REQUIREMENT:
Write every entry out again exactly, please, and skip the pictures.

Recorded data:
◇ ◇ ◇ ◇

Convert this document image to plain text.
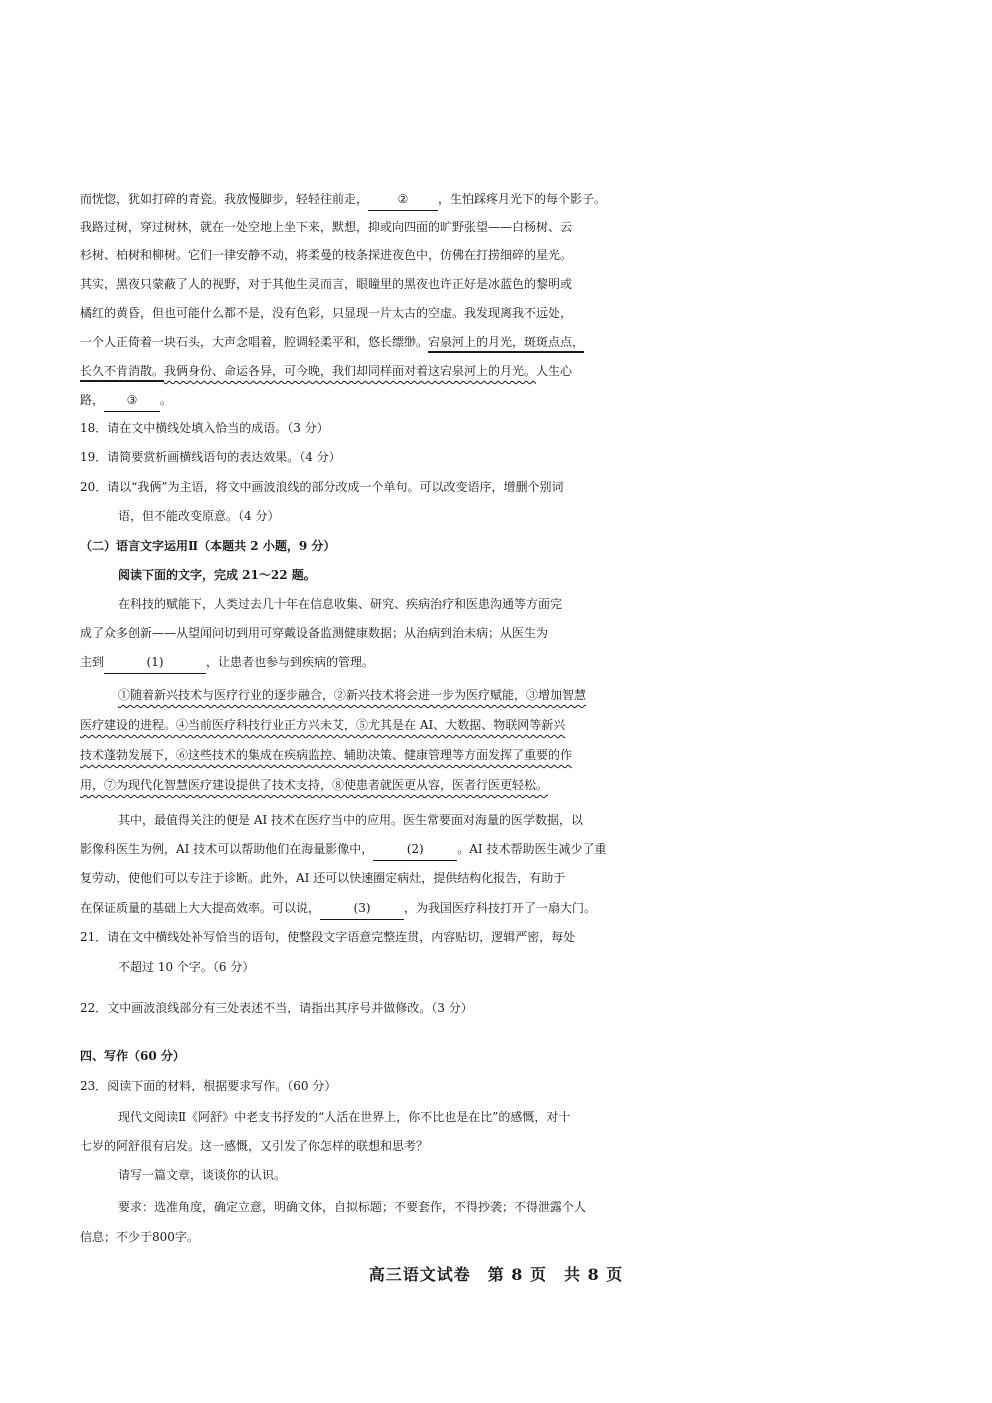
而恍惚，犹如打碎的青瓷。我放慢脚步，轻轻往前走， ② ，生怕踩疼月光下的每个影子。
我路过树，穿过树林，就在一处空地上坐下来，默想，抑或向四面的旷野张望——白杨树、云
杉树、柏树和柳树。它们一律安静不动，将柔曼的枝条探进夜色中，仿佛在打捞细碎的星光。
其实，黑夜只蒙蔽了人的视野，对于其他生灵而言，眼瞳里的黑夜也许正好是冰蓝色的黎明或
橘红的黄昏，但也可能什么都不是，没有色彩，只显现一片太古的空虚。我发现离我不远处，
一个人正倚着一块石头，大声念唱着，腔调轻柔平和，悠长缥缈。宕泉河上的月光，斑斑点点，
长久不肯消散。我俩身份、命运各异，可今晚，我们却同样面对着这宕泉河上的月光。人生心
路， ③ 。
18．请在文中横线处填入恰当的成语。（3 分）
19．请简要赏析画横线语句的表达效果。（4 分）
20．请以“我俩”为主语，将文中画波浪线的部分改成一个单句。可以改变语序，增删个别词
语，但不能改变原意。（4 分）
（二）语言文字运用Ⅱ（本题共 2 小题，9 分）
阅读下面的文字，完成 21～22 题。
在科技的赋能下，人类过去几十年在信息收集、研究、疾病治疗和医患沟通等方面完
成了众多创新——从望闻问切到用可穿戴设备监测健康数据；从治病到治未病；从医生为
主到	(1)	，让患者也参与到疾病的管理。
①随着新兴技术与医疗行业的逐步融合，②新兴技术将会进一步为医疗赋能，③增加智慧
医疗建设的进程。④当前医疗科技行业正方兴未艾，⑤尤其是在 AI、大数据、物联网等新兴
技术蓬勃发展下，⑥这些技术的集成在疾病监控、辅助决策、健康管理等方面发挥了重要的作
用，⑦为现代化智慧医疗建设提供了技术支持，⑧使患者就医更从容，医者行医更轻松。
其中，最值得关注的便是 AI 技术在医疗当中的应用。医生常要面对海量的医学数据，以
影像科医生为例，AI 技术可以帮助他们在海量影像中，	(2)	。AI 技术帮助医生减少了重
复劳动，使他们可以专注于诊断。此外，AI 还可以快速圈定病灶，提供结构化报告，有助于
在保证质量的基础上大大提高效率。可以说，	(3)	，为我国医疗科技打开了一扇大门。
21．请在文中横线处补写恰当的语句，使整段文字语意完整连贯，内容贴切，逻辑严密，每处
不超过 10 个字。（6 分）
22．文中画波浪线部分有三处表述不当，请指出其序号并做修改。（3 分）
四、写作（60 分）
23．阅读下面的材料，根据要求写作。（60 分）
现代文阅读Ⅱ《阿舒》中老支书抒发的“人活在世界上，你不比也是在比”的感慨，对十
七岁的阿舒很有启发。这一感慨，又引发了你怎样的联想和思考？
请写一篇文章，谈谈你的认识。
要求：选准角度，确定立意，明确文体，自拟标题；不要套作，不得抄袭；不得泄露个人
信息；不少于800字。
高三语文试卷　第 8 页　共 8 页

◇ ◇ ◇ ◇

COMPLETE ANSWER:
Convert this document image to plain text.
而恍惚，犹如打碎的青瓷。我放慢脚步，轻轻往前走， ② ，生怕踩疼月光下的每个影子。
我路过树，穿过树林，就在一处空地上坐下来，默想，抑或向四面的旷野张望——白杨树、云
杉树、柏树和柳树。它们一律安静不动，将柔曼的枝条探进夜色中，仿佛在打捞细碎的星光。
其实，黑夜只蒙蔽了人的视野，对于其他生灵而言，眼瞳里的黑夜也许正好是冰蓝色的黎明或
橘红的黄昏，但也可能什么都不是，没有色彩，只显现一片太古的空虚。我发现离我不远处，
一个人正倚着一块石头，大声念唱着，腔调轻柔平和，悠长缥缈。宕泉河上的月光，斑斑点点，
长久不肯消散。我俩身份、命运各异，可今晚，我们却同样面对着这宕泉河上的月光。人生心
路， ③ 。
18．请在文中横线处填入恰当的成语。（3 分）
19．请简要赏析画横线语句的表达效果。（4 分）
20．请以“我俩”为主语，将文中画波浪线的部分改成一个单句。可以改变语序，增删个别词
语，但不能改变原意。（4 分）
（二）语言文字运用Ⅱ（本题共 2 小题，9 分）
阅读下面的文字，完成 21～22 题。
在科技的赋能下，人类过去几十年在信息收集、研究、疾病治疗和医患沟通等方面完
成了众多创新——从望闻问切到用可穿戴设备监测健康数据；从治病到治未病；从医生为
主到	(1)	，让患者也参与到疾病的管理。
①随着新兴技术与医疗行业的逐步融合，②新兴技术将会进一步为医疗赋能，③增加智慧
医疗建设的进程。④当前医疗科技行业正方兴未艾，⑤尤其是在 AI、大数据、物联网等新兴
技术蓬勃发展下，⑥这些技术的集成在疾病监控、辅助决策、健康管理等方面发挥了重要的作
用，⑦为现代化智慧医疗建设提供了技术支持，⑧使患者就医更从容，医者行医更轻松。
其中，最值得关注的便是 AI 技术在医疗当中的应用。医生常要面对海量的医学数据，以
影像科医生为例，AI 技术可以帮助他们在海量影像中，	(2)	。AI 技术帮助医生减少了重
复劳动，使他们可以专注于诊断。此外，AI 还可以快速圈定病灶，提供结构化报告，有助于
在保证质量的基础上大大提高效率。可以说，	(3)	，为我国医疗科技打开了一扇大门。
21．请在文中横线处补写恰当的语句，使整段文字语意完整连贯，内容贴切，逻辑严密，每处
不超过 10 个字。（6 分）
22．文中画波浪线部分有三处表述不当，请指出其序号并做修改。（3 分）
四、写作（60 分）
23．阅读下面的材料，根据要求写作。（60 分）
现代文阅读Ⅱ《阿舒》中老支书抒发的“人活在世界上，你不比也是在比”的感慨，对十
七岁的阿舒很有启发。这一感慨，又引发了你怎样的联想和思考？
请写一篇文章，谈谈你的认识。
要求：选准角度，确定立意，明确文体，自拟标题；不要套作，不得抄袭；不得泄露个人
信息；不少于800字。
高三语文试卷　第 8 页　共 8 页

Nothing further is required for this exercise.